RECORD EXTRACTS:
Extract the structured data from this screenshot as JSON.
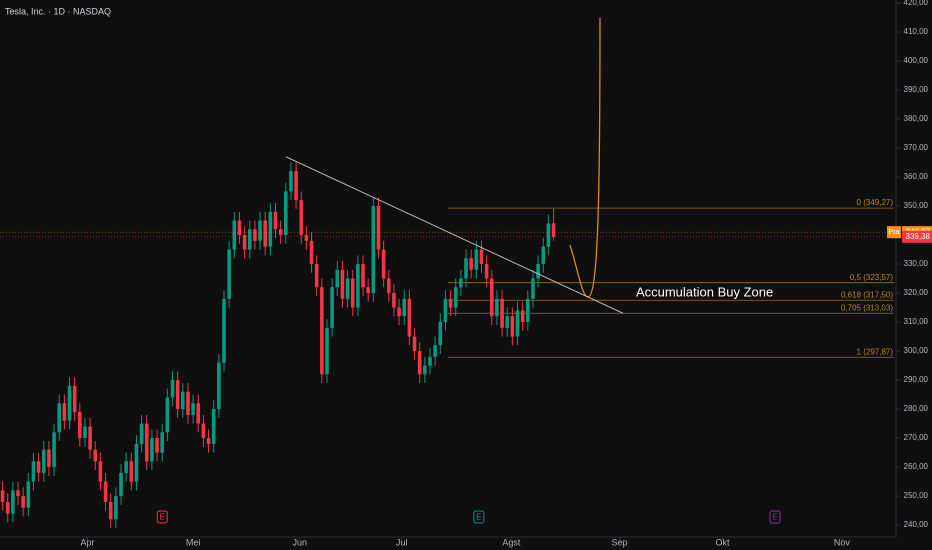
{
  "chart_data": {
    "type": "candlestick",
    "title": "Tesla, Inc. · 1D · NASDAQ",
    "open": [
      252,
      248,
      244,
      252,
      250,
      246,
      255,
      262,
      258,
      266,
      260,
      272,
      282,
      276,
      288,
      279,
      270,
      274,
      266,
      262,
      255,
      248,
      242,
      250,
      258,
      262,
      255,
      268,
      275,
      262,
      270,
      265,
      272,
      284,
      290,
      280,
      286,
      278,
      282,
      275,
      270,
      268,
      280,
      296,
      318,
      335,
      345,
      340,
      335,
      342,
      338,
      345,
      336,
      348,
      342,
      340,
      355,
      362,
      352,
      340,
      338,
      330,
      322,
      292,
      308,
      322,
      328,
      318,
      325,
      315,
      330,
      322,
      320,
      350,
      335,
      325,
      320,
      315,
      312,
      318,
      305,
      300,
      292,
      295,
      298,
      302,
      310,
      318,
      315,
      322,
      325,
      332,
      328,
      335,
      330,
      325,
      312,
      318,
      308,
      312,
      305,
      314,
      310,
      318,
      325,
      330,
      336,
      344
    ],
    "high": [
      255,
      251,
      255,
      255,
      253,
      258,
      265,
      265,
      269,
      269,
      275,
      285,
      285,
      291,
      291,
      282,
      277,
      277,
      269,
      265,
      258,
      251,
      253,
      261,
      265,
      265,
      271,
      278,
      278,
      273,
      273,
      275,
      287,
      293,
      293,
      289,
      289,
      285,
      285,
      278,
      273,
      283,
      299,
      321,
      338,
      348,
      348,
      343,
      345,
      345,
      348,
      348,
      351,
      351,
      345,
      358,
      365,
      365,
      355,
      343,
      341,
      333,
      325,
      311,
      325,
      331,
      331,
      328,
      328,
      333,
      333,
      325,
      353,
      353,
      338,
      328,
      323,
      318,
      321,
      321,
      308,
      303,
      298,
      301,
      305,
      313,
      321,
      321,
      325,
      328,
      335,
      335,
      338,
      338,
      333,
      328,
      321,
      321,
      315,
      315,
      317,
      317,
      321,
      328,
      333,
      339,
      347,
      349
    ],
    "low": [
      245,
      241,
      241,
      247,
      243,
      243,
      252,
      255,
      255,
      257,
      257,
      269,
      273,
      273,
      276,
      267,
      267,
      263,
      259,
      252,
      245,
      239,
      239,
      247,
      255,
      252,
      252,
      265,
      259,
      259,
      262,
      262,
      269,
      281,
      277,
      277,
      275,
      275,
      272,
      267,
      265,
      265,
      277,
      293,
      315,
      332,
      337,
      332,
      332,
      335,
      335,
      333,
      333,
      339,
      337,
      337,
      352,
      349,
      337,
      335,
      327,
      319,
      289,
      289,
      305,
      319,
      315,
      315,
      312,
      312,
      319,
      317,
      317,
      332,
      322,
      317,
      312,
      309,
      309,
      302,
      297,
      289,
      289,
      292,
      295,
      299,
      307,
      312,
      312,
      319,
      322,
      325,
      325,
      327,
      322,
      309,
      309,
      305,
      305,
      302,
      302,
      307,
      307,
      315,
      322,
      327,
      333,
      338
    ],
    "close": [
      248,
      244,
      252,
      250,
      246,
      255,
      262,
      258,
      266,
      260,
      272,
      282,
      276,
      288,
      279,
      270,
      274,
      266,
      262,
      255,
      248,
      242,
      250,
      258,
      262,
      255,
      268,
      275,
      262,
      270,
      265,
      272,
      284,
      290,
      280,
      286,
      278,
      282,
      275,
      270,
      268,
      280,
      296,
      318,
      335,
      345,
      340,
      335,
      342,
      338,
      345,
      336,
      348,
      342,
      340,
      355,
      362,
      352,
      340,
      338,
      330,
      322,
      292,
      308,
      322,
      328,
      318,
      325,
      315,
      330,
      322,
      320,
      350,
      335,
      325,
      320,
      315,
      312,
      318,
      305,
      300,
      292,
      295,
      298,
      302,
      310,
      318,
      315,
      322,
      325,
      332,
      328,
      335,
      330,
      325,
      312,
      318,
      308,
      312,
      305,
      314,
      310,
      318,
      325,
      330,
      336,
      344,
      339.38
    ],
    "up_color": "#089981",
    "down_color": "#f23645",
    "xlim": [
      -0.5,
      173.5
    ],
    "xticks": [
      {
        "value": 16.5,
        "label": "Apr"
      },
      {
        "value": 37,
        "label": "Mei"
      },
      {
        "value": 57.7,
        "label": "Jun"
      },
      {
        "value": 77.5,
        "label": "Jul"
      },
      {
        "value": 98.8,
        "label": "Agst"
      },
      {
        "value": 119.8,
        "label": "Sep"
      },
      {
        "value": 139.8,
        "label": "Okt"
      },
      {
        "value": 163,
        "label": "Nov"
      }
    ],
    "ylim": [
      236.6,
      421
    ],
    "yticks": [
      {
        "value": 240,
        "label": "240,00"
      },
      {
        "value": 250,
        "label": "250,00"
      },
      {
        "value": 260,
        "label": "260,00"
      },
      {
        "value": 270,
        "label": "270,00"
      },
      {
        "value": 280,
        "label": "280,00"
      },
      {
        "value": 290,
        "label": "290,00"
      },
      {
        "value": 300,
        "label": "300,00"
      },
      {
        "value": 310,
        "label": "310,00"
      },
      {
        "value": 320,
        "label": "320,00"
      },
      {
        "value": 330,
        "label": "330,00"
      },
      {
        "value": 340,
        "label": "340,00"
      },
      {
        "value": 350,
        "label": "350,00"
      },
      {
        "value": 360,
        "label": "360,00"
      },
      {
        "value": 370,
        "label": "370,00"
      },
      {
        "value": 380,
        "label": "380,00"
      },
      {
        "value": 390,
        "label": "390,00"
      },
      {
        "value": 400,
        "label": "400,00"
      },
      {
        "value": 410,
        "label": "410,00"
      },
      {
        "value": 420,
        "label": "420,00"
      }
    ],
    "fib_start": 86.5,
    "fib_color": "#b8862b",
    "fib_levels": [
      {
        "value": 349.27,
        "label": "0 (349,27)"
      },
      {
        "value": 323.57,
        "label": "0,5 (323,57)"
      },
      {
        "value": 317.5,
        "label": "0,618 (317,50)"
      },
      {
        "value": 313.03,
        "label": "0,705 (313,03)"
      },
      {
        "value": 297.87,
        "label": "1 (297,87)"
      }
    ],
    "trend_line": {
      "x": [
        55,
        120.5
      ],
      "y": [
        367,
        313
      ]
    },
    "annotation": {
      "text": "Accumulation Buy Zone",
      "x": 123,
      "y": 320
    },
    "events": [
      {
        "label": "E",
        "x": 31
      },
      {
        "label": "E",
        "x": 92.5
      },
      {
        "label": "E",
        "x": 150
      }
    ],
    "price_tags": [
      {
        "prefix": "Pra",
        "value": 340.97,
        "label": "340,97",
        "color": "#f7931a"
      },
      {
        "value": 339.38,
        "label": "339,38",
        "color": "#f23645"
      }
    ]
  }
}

WHAT YOU SHOULD DO: Copy the records word for word, leaving no picture in the copy.

THE REPLY:
Extract the structured data from this screenshot as JSON.
{
  "chart_data": {
    "type": "candlestick",
    "title": "Tesla, Inc. · 1D · NASDAQ",
    "open": [
      252,
      248,
      244,
      252,
      250,
      246,
      255,
      262,
      258,
      266,
      260,
      272,
      282,
      276,
      288,
      279,
      270,
      274,
      266,
      262,
      255,
      248,
      242,
      250,
      258,
      262,
      255,
      268,
      275,
      262,
      270,
      265,
      272,
      284,
      290,
      280,
      286,
      278,
      282,
      275,
      270,
      268,
      280,
      296,
      318,
      335,
      345,
      340,
      335,
      342,
      338,
      345,
      336,
      348,
      342,
      340,
      355,
      362,
      352,
      340,
      338,
      330,
      322,
      292,
      308,
      322,
      328,
      318,
      325,
      315,
      330,
      322,
      320,
      350,
      335,
      325,
      320,
      315,
      312,
      318,
      305,
      300,
      292,
      295,
      298,
      302,
      310,
      318,
      315,
      322,
      325,
      332,
      328,
      335,
      330,
      325,
      312,
      318,
      308,
      312,
      305,
      314,
      310,
      318,
      325,
      330,
      336,
      344
    ],
    "high": [
      255,
      251,
      255,
      255,
      253,
      258,
      265,
      265,
      269,
      269,
      275,
      285,
      285,
      291,
      291,
      282,
      277,
      277,
      269,
      265,
      258,
      251,
      253,
      261,
      265,
      265,
      271,
      278,
      278,
      273,
      273,
      275,
      287,
      293,
      293,
      289,
      289,
      285,
      285,
      278,
      273,
      283,
      299,
      321,
      338,
      348,
      348,
      343,
      345,
      345,
      348,
      348,
      351,
      351,
      345,
      358,
      365,
      365,
      355,
      343,
      341,
      333,
      325,
      311,
      325,
      331,
      331,
      328,
      328,
      333,
      333,
      325,
      353,
      353,
      338,
      328,
      323,
      318,
      321,
      321,
      308,
      303,
      298,
      301,
      305,
      313,
      321,
      321,
      325,
      328,
      335,
      335,
      338,
      338,
      333,
      328,
      321,
      321,
      315,
      315,
      317,
      317,
      321,
      328,
      333,
      339,
      347,
      349
    ],
    "low": [
      245,
      241,
      241,
      247,
      243,
      243,
      252,
      255,
      255,
      257,
      257,
      269,
      273,
      273,
      276,
      267,
      267,
      263,
      259,
      252,
      245,
      239,
      239,
      247,
      255,
      252,
      252,
      265,
      259,
      259,
      262,
      262,
      269,
      281,
      277,
      277,
      275,
      275,
      272,
      267,
      265,
      265,
      277,
      293,
      315,
      332,
      337,
      332,
      332,
      335,
      335,
      333,
      333,
      339,
      337,
      337,
      352,
      349,
      337,
      335,
      327,
      319,
      289,
      289,
      305,
      319,
      315,
      315,
      312,
      312,
      319,
      317,
      317,
      332,
      322,
      317,
      312,
      309,
      309,
      302,
      297,
      289,
      289,
      292,
      295,
      299,
      307,
      312,
      312,
      319,
      322,
      325,
      325,
      327,
      322,
      309,
      309,
      305,
      305,
      302,
      302,
      307,
      307,
      315,
      322,
      327,
      333,
      338
    ],
    "close": [
      248,
      244,
      252,
      250,
      246,
      255,
      262,
      258,
      266,
      260,
      272,
      282,
      276,
      288,
      279,
      270,
      274,
      266,
      262,
      255,
      248,
      242,
      250,
      258,
      262,
      255,
      268,
      275,
      262,
      270,
      265,
      272,
      284,
      290,
      280,
      286,
      278,
      282,
      275,
      270,
      268,
      280,
      296,
      318,
      335,
      345,
      340,
      335,
      342,
      338,
      345,
      336,
      348,
      342,
      340,
      355,
      362,
      352,
      340,
      338,
      330,
      322,
      292,
      308,
      322,
      328,
      318,
      325,
      315,
      330,
      322,
      320,
      350,
      335,
      325,
      320,
      315,
      312,
      318,
      305,
      300,
      292,
      295,
      298,
      302,
      310,
      318,
      315,
      322,
      325,
      332,
      328,
      335,
      330,
      325,
      312,
      318,
      308,
      312,
      305,
      314,
      310,
      318,
      325,
      330,
      336,
      344,
      339.38
    ],
    "up_color": "#089981",
    "down_color": "#f23645",
    "xlim": [
      -0.5,
      173.5
    ],
    "xticks": [
      {
        "value": 16.5,
        "label": "Apr"
      },
      {
        "value": 37,
        "label": "Mei"
      },
      {
        "value": 57.7,
        "label": "Jun"
      },
      {
        "value": 77.5,
        "label": "Jul"
      },
      {
        "value": 98.8,
        "label": "Agst"
      },
      {
        "value": 119.8,
        "label": "Sep"
      },
      {
        "value": 139.8,
        "label": "Okt"
      },
      {
        "value": 163,
        "label": "Nov"
      }
    ],
    "ylim": [
      236.6,
      421
    ],
    "yticks": [
      {
        "value": 240,
        "label": "240,00"
      },
      {
        "value": 250,
        "label": "250,00"
      },
      {
        "value": 260,
        "label": "260,00"
      },
      {
        "value": 270,
        "label": "270,00"
      },
      {
        "value": 280,
        "label": "280,00"
      },
      {
        "value": 290,
        "label": "290,00"
      },
      {
        "value": 300,
        "label": "300,00"
      },
      {
        "value": 310,
        "label": "310,00"
      },
      {
        "value": 320,
        "label": "320,00"
      },
      {
        "value": 330,
        "label": "330,00"
      },
      {
        "value": 340,
        "label": "340,00"
      },
      {
        "value": 350,
        "label": "350,00"
      },
      {
        "value": 360,
        "label": "360,00"
      },
      {
        "value": 370,
        "label": "370,00"
      },
      {
        "value": 380,
        "label": "380,00"
      },
      {
        "value": 390,
        "label": "390,00"
      },
      {
        "value": 400,
        "label": "400,00"
      },
      {
        "value": 410,
        "label": "410,00"
      },
      {
        "value": 420,
        "label": "420,00"
      }
    ],
    "fib_start": 86.5,
    "fib_color": "#b8862b",
    "fib_levels": [
      {
        "value": 349.27,
        "label": "0 (349,27)"
      },
      {
        "value": 323.57,
        "label": "0,5 (323,57)"
      },
      {
        "value": 317.5,
        "label": "0,618 (317,50)"
      },
      {
        "value": 313.03,
        "label": "0,705 (313,03)"
      },
      {
        "value": 297.87,
        "label": "1 (297,87)"
      }
    ],
    "trend_line": {
      "x": [
        55,
        120.5
      ],
      "y": [
        367,
        313
      ]
    },
    "annotation": {
      "text": "Accumulation Buy Zone",
      "x": 123,
      "y": 320
    },
    "events": [
      {
        "label": "E",
        "x": 31
      },
      {
        "label": "E",
        "x": 92.5
      },
      {
        "label": "E",
        "x": 150
      }
    ],
    "price_tags": [
      {
        "prefix": "Pra",
        "value": 340.97,
        "label": "340,97",
        "color": "#f7931a"
      },
      {
        "value": 339.38,
        "label": "339,38",
        "color": "#f23645"
      }
    ]
  }
}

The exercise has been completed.